-- Problem statement --
Locate "What data populates" in the listing below, then output the line holding it and every line after it, exactly and with nothing else.
'''
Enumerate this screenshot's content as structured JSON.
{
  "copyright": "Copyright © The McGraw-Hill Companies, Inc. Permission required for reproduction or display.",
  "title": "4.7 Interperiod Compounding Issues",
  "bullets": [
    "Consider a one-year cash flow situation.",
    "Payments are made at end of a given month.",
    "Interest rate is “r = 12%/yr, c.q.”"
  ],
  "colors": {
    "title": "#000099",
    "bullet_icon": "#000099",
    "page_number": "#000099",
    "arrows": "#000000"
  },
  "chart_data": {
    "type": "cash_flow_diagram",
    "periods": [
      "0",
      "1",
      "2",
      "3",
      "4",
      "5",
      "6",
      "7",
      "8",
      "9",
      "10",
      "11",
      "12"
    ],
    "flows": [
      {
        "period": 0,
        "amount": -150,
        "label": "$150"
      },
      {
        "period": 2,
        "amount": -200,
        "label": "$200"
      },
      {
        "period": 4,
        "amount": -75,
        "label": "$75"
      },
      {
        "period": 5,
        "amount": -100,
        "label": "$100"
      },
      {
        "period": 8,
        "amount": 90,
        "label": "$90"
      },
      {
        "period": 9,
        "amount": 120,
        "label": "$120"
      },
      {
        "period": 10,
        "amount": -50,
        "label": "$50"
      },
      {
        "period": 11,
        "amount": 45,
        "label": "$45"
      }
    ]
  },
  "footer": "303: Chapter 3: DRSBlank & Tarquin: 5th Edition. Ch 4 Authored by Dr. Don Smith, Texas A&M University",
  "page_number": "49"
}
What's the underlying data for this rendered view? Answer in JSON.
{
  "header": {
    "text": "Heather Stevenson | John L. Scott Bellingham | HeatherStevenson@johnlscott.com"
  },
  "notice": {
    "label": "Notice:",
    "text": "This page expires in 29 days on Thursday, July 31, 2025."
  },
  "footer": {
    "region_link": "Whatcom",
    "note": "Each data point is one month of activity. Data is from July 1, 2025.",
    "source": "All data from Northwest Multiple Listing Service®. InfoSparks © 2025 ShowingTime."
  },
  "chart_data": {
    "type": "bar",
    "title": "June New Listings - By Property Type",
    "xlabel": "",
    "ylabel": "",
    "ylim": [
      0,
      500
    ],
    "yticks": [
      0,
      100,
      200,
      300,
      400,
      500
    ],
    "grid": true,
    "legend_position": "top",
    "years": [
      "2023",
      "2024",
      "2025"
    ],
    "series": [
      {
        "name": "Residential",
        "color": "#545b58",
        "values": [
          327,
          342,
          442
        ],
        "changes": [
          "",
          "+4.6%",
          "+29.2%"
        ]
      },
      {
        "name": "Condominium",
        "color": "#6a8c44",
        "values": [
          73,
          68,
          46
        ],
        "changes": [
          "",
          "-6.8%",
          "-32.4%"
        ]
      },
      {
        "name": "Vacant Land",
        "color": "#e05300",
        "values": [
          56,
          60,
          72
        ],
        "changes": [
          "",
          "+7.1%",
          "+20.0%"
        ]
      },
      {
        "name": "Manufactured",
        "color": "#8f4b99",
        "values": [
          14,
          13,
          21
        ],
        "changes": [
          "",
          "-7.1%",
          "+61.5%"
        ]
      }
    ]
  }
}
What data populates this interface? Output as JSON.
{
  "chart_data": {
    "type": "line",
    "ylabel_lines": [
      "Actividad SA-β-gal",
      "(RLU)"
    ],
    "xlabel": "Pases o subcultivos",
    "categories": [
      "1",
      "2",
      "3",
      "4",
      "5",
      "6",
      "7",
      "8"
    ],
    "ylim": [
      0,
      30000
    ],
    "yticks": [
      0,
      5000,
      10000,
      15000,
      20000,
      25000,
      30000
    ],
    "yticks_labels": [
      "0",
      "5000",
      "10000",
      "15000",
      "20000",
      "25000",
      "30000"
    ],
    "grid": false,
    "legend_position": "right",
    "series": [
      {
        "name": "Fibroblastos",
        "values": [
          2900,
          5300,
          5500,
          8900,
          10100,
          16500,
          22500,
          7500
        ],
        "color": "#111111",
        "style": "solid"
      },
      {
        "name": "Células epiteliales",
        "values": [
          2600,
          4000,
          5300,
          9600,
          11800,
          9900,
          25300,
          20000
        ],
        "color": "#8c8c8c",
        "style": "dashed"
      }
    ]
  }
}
'''
-- The result --
What data populates this interface? Output as JSON.
{
  "chart_data": {
    "type": "line",
    "ylabel_lines": [
      "Actividad SA-β-gal",
      "(RLU)"
    ],
    "xlabel": "Pases o subcultivos",
    "categories": [
      "1",
      "2",
      "3",
      "4",
      "5",
      "6",
      "7",
      "8"
    ],
    "ylim": [
      0,
      30000
    ],
    "yticks": [
      0,
      5000,
      10000,
      15000,
      20000,
      25000,
      30000
    ],
    "yticks_labels": [
      "0",
      "5000",
      "10000",
      "15000",
      "20000",
      "25000",
      "30000"
    ],
    "grid": false,
    "legend_position": "right",
    "series": [
      {
        "name": "Fibroblastos",
        "values": [
          2900,
          5300,
          5500,
          8900,
          10100,
          16500,
          22500,
          7500
        ],
        "color": "#111111",
        "style": "solid"
      },
      {
        "name": "Células epiteliales",
        "values": [
          2600,
          4000,
          5300,
          9600,
          11800,
          9900,
          25300,
          20000
        ],
        "color": "#8c8c8c",
        "style": "dashed"
      }
    ]
  }
}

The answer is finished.